## Figure record extracts
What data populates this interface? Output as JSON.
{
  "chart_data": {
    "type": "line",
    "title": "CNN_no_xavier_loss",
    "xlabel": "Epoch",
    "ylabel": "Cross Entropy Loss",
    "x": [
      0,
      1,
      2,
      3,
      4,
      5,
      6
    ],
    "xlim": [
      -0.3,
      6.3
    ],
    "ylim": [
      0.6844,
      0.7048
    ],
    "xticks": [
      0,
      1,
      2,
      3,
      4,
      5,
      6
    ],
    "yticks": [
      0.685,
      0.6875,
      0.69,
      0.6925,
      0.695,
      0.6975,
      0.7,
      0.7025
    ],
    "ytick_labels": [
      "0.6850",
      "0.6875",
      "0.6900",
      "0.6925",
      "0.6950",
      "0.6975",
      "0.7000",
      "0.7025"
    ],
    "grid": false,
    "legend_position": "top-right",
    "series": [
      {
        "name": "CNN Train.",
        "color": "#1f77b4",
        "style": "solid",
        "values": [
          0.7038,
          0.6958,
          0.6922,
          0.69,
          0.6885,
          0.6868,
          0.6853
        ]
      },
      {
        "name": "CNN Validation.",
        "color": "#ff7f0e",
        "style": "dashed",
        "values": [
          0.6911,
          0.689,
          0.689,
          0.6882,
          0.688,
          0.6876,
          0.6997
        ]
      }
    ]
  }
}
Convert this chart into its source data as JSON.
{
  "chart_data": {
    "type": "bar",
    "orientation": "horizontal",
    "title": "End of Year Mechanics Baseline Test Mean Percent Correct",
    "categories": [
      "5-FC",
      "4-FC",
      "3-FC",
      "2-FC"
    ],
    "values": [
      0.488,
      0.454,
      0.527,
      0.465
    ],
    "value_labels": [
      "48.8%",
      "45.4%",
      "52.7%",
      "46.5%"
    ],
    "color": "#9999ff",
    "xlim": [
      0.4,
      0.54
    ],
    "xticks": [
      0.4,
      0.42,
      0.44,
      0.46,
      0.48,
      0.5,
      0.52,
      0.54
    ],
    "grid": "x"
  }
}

## THE TASK
Copy each entry exactly, with nothing added or dropped.

## COMPLETED EXERCISE
What data populates this interface? Output as JSON.
{
  "chart_data": {
    "type": "line",
    "title": "CNN_no_xavier_loss",
    "xlabel": "Epoch",
    "ylabel": "Cross Entropy Loss",
    "x": [
      0,
      1,
      2,
      3,
      4,
      5,
      6
    ],
    "xlim": [
      -0.3,
      6.3
    ],
    "ylim": [
      0.6844,
      0.7048
    ],
    "xticks": [
      0,
      1,
      2,
      3,
      4,
      5,
      6
    ],
    "yticks": [
      0.685,
      0.6875,
      0.69,
      0.6925,
      0.695,
      0.6975,
      0.7,
      0.7025
    ],
    "ytick_labels": [
      "0.6850",
      "0.6875",
      "0.6900",
      "0.6925",
      "0.6950",
      "0.6975",
      "0.7000",
      "0.7025"
    ],
    "grid": false,
    "legend_position": "top-right",
    "series": [
      {
        "name": "CNN Train.",
        "color": "#1f77b4",
        "style": "solid",
        "values": [
          0.7038,
          0.6958,
          0.6922,
          0.69,
          0.6885,
          0.6868,
          0.6853
        ]
      },
      {
        "name": "CNN Validation.",
        "color": "#ff7f0e",
        "style": "dashed",
        "values": [
          0.6911,
          0.689,
          0.689,
          0.6882,
          0.688,
          0.6876,
          0.6997
        ]
      }
    ]
  }
}
Convert this chart into its source data as JSON.
{
  "chart_data": {
    "type": "bar",
    "orientation": "horizontal",
    "title": "End of Year Mechanics Baseline Test Mean Percent Correct",
    "categories": [
      "5-FC",
      "4-FC",
      "3-FC",
      "2-FC"
    ],
    "values": [
      0.488,
      0.454,
      0.527,
      0.465
    ],
    "value_labels": [
      "48.8%",
      "45.4%",
      "52.7%",
      "46.5%"
    ],
    "color": "#9999ff",
    "xlim": [
      0.4,
      0.54
    ],
    "xticks": [
      0.4,
      0.42,
      0.44,
      0.46,
      0.48,
      0.5,
      0.52,
      0.54
    ],
    "grid": "x"
  }
}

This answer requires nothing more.